begin MATERIAL TO PROCESS

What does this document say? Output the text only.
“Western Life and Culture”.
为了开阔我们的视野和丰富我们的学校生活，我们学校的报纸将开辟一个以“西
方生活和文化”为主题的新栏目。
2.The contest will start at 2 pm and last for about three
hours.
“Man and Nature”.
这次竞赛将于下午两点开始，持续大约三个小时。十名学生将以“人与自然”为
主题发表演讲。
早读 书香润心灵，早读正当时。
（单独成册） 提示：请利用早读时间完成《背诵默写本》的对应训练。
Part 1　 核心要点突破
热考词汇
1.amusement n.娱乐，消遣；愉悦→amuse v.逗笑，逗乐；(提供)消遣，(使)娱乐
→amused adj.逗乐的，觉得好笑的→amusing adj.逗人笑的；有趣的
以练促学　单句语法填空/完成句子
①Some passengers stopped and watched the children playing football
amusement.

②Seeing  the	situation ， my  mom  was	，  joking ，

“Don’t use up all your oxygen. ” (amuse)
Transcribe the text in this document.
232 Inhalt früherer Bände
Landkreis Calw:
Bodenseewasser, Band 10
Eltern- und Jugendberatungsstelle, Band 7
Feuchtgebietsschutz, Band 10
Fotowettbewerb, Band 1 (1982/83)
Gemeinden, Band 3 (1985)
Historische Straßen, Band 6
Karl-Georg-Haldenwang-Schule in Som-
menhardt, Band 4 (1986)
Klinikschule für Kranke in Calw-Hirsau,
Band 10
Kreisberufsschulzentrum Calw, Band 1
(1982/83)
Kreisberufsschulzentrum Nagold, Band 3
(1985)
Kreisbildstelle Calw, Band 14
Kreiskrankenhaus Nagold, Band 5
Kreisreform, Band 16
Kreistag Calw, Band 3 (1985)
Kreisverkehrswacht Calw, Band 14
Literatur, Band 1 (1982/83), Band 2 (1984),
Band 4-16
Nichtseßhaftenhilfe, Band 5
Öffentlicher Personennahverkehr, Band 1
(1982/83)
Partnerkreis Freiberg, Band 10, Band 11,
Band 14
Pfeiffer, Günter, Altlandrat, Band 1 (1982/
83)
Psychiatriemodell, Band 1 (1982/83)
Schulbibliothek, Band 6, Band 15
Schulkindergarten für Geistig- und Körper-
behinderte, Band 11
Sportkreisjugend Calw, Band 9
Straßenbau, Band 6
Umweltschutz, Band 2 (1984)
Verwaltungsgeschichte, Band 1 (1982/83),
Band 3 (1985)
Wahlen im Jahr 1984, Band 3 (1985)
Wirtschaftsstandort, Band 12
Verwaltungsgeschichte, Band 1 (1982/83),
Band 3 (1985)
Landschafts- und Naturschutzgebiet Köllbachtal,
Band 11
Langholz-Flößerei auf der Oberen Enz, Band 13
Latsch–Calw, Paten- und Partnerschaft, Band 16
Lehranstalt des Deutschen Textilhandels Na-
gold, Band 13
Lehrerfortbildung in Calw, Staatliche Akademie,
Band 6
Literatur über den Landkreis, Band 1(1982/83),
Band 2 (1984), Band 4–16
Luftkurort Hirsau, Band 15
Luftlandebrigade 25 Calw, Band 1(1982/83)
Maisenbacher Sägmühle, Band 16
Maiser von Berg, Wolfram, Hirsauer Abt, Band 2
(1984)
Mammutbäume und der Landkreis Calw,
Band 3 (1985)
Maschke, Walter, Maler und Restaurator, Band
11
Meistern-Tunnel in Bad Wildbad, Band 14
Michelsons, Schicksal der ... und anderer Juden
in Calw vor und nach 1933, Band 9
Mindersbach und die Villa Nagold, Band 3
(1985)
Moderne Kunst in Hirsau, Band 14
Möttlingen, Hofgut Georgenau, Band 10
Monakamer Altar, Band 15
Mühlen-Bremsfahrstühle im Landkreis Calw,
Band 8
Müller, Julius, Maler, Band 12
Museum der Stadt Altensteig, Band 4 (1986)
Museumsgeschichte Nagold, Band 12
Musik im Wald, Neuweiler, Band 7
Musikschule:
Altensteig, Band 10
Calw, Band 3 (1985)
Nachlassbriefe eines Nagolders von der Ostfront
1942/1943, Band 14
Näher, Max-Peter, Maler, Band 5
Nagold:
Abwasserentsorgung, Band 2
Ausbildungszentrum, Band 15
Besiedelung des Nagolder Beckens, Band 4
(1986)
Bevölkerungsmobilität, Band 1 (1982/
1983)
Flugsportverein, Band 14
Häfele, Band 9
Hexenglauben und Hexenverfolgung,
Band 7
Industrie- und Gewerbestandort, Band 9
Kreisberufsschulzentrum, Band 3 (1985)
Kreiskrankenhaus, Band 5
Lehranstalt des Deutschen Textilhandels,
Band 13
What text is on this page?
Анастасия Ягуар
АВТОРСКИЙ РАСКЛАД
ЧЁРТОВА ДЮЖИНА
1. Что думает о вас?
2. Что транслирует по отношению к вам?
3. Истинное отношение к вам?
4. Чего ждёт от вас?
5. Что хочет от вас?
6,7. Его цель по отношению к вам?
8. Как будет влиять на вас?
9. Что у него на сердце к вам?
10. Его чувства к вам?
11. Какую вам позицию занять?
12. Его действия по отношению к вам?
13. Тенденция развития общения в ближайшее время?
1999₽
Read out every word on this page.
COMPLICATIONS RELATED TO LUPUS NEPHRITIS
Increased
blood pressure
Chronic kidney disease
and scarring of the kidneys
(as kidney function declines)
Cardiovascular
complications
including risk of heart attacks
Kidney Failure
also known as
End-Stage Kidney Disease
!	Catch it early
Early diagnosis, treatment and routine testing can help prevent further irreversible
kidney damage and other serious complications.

end MATERIAL TO PROCESS

## WHAT IS EXPECTED:
Print the material above once more, exactly.

## SOLUTION:
What does this document say? Output the text only.
“Western Life and Culture”.
为了开阔我们的视野和丰富我们的学校生活，我们学校的报纸将开辟一个以“西
方生活和文化”为主题的新栏目。
2.The contest will start at 2 pm and last for about three
hours.
“Man and Nature”.
这次竞赛将于下午两点开始，持续大约三个小时。十名学生将以“人与自然”为
主题发表演讲。
早读 书香润心灵，早读正当时。
（单独成册） 提示：请利用早读时间完成《背诵默写本》的对应训练。
Part 1　 核心要点突破
热考词汇
1.amusement n.娱乐，消遣；愉悦→amuse v.逗笑，逗乐；(提供)消遣，(使)娱乐
→amused adj.逗乐的，觉得好笑的→amusing adj.逗人笑的；有趣的
以练促学　单句语法填空/完成句子
①Some passengers stopped and watched the children playing football
amusement.

②Seeing  the	situation ， my  mom  was	，  joking ，

“Don’t use up all your oxygen. ” (amuse)
Transcribe the text in this document.
232 Inhalt früherer Bände
Landkreis Calw:
Bodenseewasser, Band 10
Eltern- und Jugendberatungsstelle, Band 7
Feuchtgebietsschutz, Band 10
Fotowettbewerb, Band 1 (1982/83)
Gemeinden, Band 3 (1985)
Historische Straßen, Band 6
Karl-Georg-Haldenwang-Schule in Som-
menhardt, Band 4 (1986)
Klinikschule für Kranke in Calw-Hirsau,
Band 10
Kreisberufsschulzentrum Calw, Band 1
(1982/83)
Kreisberufsschulzentrum Nagold, Band 3
(1985)
Kreisbildstelle Calw, Band 14
Kreiskrankenhaus Nagold, Band 5
Kreisreform, Band 16
Kreistag Calw, Band 3 (1985)
Kreisverkehrswacht Calw, Band 14
Literatur, Band 1 (1982/83), Band 2 (1984),
Band 4-16
Nichtseßhaftenhilfe, Band 5
Öffentlicher Personennahverkehr, Band 1
(1982/83)
Partnerkreis Freiberg, Band 10, Band 11,
Band 14
Pfeiffer, Günter, Altlandrat, Band 1 (1982/
83)
Psychiatriemodell, Band 1 (1982/83)
Schulbibliothek, Band 6, Band 15
Schulkindergarten für Geistig- und Körper-
behinderte, Band 11
Sportkreisjugend Calw, Band 9
Straßenbau, Band 6
Umweltschutz, Band 2 (1984)
Verwaltungsgeschichte, Band 1 (1982/83),
Band 3 (1985)
Wahlen im Jahr 1984, Band 3 (1985)
Wirtschaftsstandort, Band 12
Verwaltungsgeschichte, Band 1 (1982/83),
Band 3 (1985)
Landschafts- und Naturschutzgebiet Köllbachtal,
Band 11
Langholz-Flößerei auf der Oberen Enz, Band 13
Latsch–Calw, Paten- und Partnerschaft, Band 16
Lehranstalt des Deutschen Textilhandels Na-
gold, Band 13
Lehrerfortbildung in Calw, Staatliche Akademie,
Band 6
Literatur über den Landkreis, Band 1(1982/83),
Band 2 (1984), Band 4–16
Luftkurort Hirsau, Band 15
Luftlandebrigade 25 Calw, Band 1(1982/83)
Maisenbacher Sägmühle, Band 16
Maiser von Berg, Wolfram, Hirsauer Abt, Band 2
(1984)
Mammutbäume und der Landkreis Calw,
Band 3 (1985)
Maschke, Walter, Maler und Restaurator, Band
11
Meistern-Tunnel in Bad Wildbad, Band 14
Michelsons, Schicksal der ... und anderer Juden
in Calw vor und nach 1933, Band 9
Mindersbach und die Villa Nagold, Band 3
(1985)
Moderne Kunst in Hirsau, Band 14
Möttlingen, Hofgut Georgenau, Band 10
Monakamer Altar, Band 15
Mühlen-Bremsfahrstühle im Landkreis Calw,
Band 8
Müller, Julius, Maler, Band 12
Museum der Stadt Altensteig, Band 4 (1986)
Museumsgeschichte Nagold, Band 12
Musik im Wald, Neuweiler, Band 7
Musikschule:
Altensteig, Band 10
Calw, Band 3 (1985)
Nachlassbriefe eines Nagolders von der Ostfront
1942/1943, Band 14
Näher, Max-Peter, Maler, Band 5
Nagold:
Abwasserentsorgung, Band 2
Ausbildungszentrum, Band 15
Besiedelung des Nagolder Beckens, Band 4
(1986)
Bevölkerungsmobilität, Band 1 (1982/
1983)
Flugsportverein, Band 14
Häfele, Band 9
Hexenglauben und Hexenverfolgung,
Band 7
Industrie- und Gewerbestandort, Band 9
Kreisberufsschulzentrum, Band 3 (1985)
Kreiskrankenhaus, Band 5
Lehranstalt des Deutschen Textilhandels,
Band 13
What text is on this page?
Анастасия Ягуар
АВТОРСКИЙ РАСКЛАД
ЧЁРТОВА ДЮЖИНА
1. Что думает о вас?
2. Что транслирует по отношению к вам?
3. Истинное отношение к вам?
4. Чего ждёт от вас?
5. Что хочет от вас?
6,7. Его цель по отношению к вам?
8. Как будет влиять на вас?
9. Что у него на сердце к вам?
10. Его чувства к вам?
11. Какую вам позицию занять?
12. Его действия по отношению к вам?
13. Тенденция развития общения в ближайшее время?
1999₽
Read out every word on this page.
COMPLICATIONS RELATED TO LUPUS NEPHRITIS
Increased
blood pressure
Chronic kidney disease
and scarring of the kidneys
(as kidney function declines)
Cardiovascular
complications
including risk of heart attacks
Kidney Failure
also known as
End-Stage Kidney Disease
!	Catch it early
Early diagnosis, treatment and routine testing can help prevent further irreversible
kidney damage and other serious complications.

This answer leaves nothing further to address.